Extracts from a graphics dataset:
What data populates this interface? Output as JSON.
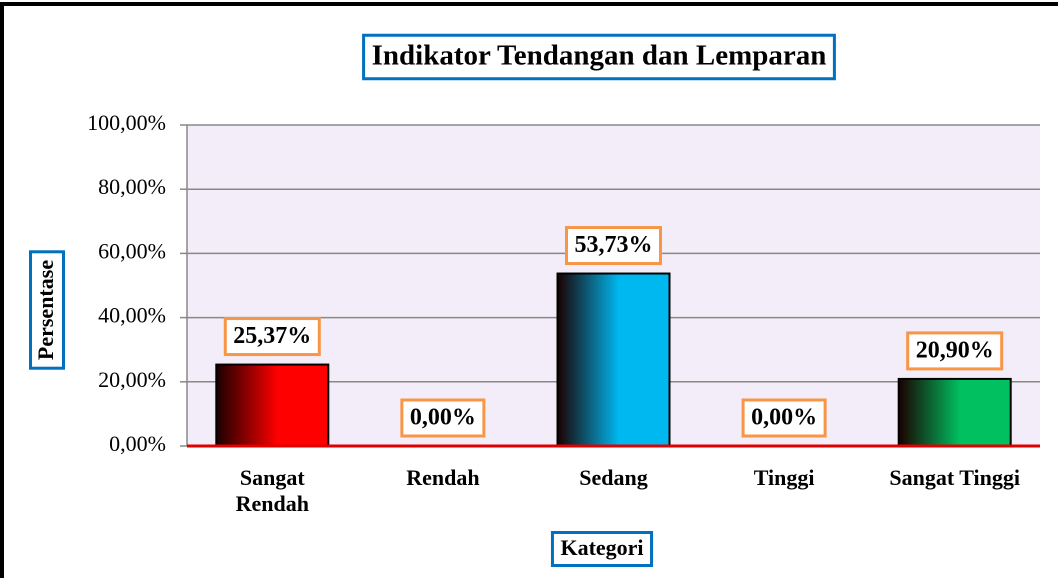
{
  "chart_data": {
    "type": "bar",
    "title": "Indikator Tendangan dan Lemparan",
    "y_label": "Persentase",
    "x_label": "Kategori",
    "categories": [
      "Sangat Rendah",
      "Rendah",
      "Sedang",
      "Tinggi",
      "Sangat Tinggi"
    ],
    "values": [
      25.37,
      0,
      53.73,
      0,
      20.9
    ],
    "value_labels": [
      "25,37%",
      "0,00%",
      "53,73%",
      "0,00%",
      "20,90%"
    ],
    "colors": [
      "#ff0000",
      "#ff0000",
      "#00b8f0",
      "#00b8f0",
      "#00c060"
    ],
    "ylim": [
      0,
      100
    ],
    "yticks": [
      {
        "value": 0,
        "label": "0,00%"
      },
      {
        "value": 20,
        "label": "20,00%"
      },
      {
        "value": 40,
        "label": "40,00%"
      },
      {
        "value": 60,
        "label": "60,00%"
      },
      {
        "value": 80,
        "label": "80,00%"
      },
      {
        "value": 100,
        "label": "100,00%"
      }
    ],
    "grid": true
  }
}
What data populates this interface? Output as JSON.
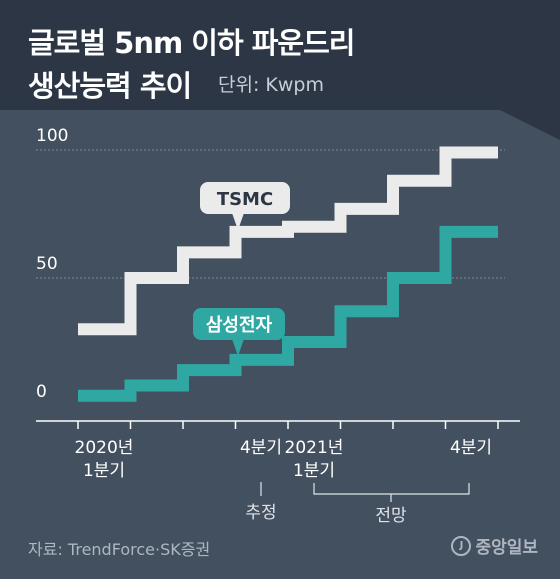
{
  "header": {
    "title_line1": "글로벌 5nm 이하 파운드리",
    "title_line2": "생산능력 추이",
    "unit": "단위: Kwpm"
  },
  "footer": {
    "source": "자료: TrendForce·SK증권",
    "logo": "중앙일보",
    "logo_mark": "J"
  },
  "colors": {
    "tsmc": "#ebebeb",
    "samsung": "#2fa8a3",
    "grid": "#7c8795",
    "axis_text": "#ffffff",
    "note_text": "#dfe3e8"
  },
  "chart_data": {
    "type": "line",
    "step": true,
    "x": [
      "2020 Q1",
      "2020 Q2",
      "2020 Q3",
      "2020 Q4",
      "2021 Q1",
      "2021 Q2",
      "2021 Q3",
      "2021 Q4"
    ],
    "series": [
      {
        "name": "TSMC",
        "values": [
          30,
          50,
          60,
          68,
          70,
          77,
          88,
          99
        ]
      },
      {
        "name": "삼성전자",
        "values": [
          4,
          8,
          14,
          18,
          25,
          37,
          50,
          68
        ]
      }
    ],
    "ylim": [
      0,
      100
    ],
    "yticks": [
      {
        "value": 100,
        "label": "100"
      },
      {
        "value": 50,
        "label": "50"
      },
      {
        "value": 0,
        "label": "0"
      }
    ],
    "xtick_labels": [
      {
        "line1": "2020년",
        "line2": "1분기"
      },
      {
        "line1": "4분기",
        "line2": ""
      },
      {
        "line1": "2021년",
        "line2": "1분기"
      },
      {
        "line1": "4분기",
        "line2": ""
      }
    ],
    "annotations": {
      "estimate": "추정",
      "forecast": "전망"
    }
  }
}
...
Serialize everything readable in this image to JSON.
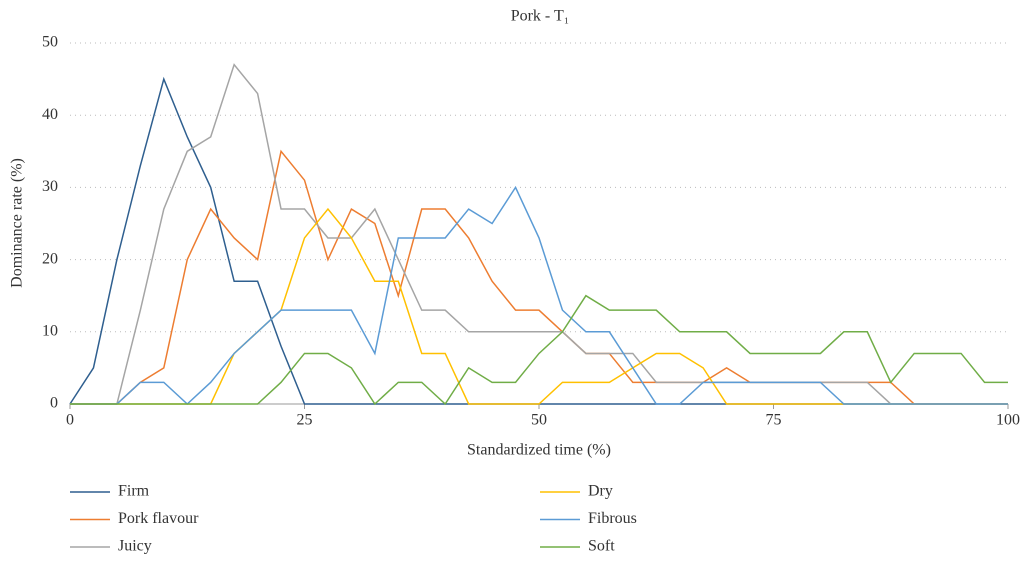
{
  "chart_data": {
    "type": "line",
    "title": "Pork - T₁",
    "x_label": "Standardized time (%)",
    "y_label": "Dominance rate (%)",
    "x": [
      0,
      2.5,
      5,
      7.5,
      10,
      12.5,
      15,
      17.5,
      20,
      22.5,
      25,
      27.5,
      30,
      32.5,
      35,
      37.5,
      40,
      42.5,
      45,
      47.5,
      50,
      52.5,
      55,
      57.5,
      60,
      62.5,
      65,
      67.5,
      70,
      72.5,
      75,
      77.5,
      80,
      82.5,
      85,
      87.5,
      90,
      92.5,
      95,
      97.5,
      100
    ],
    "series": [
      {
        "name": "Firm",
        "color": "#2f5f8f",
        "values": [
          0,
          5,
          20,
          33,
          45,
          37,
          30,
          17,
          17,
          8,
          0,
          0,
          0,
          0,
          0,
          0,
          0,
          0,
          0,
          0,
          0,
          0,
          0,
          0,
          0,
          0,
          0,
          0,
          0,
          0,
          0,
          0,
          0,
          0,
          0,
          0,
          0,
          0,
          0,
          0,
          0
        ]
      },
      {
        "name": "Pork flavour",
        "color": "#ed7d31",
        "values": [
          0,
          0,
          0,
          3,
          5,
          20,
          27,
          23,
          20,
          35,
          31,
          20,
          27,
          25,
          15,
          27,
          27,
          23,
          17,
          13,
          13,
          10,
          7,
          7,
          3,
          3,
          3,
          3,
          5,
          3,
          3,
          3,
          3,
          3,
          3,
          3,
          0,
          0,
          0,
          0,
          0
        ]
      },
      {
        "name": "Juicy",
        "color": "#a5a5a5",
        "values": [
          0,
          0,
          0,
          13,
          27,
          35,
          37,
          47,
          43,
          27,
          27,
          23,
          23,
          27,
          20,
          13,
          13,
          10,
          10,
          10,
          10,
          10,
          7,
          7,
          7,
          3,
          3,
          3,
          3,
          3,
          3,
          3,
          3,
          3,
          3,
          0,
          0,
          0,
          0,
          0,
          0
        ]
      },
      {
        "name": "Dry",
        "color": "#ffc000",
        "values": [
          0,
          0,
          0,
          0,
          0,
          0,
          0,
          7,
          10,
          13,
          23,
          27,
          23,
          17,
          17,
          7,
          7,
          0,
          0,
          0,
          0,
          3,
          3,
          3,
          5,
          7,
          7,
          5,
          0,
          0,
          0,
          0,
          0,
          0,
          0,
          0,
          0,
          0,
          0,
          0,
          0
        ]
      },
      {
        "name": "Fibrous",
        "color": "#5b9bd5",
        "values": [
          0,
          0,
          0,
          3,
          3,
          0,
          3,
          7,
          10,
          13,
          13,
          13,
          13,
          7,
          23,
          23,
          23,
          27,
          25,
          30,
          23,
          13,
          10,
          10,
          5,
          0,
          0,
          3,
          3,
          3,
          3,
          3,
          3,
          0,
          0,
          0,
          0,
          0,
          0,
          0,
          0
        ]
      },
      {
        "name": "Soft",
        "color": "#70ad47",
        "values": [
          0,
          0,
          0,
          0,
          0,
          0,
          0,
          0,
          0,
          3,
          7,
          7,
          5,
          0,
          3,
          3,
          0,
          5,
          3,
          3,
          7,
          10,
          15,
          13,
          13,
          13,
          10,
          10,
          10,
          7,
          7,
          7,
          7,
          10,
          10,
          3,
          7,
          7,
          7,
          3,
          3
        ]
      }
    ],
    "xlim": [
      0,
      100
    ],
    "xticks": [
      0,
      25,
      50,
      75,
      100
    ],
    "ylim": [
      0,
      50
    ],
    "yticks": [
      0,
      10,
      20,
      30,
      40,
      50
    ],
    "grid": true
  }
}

• Request
Identify and list each line with the word "name".

• Result of the exercise
        "name": "TSMC",
        "name": "삼성전자",
        "name": "Firm",
        "name": "Pork flavour",
        "name": "Juicy",
        "name": "Dry",
        "name": "Fibrous",
        "name": "Soft",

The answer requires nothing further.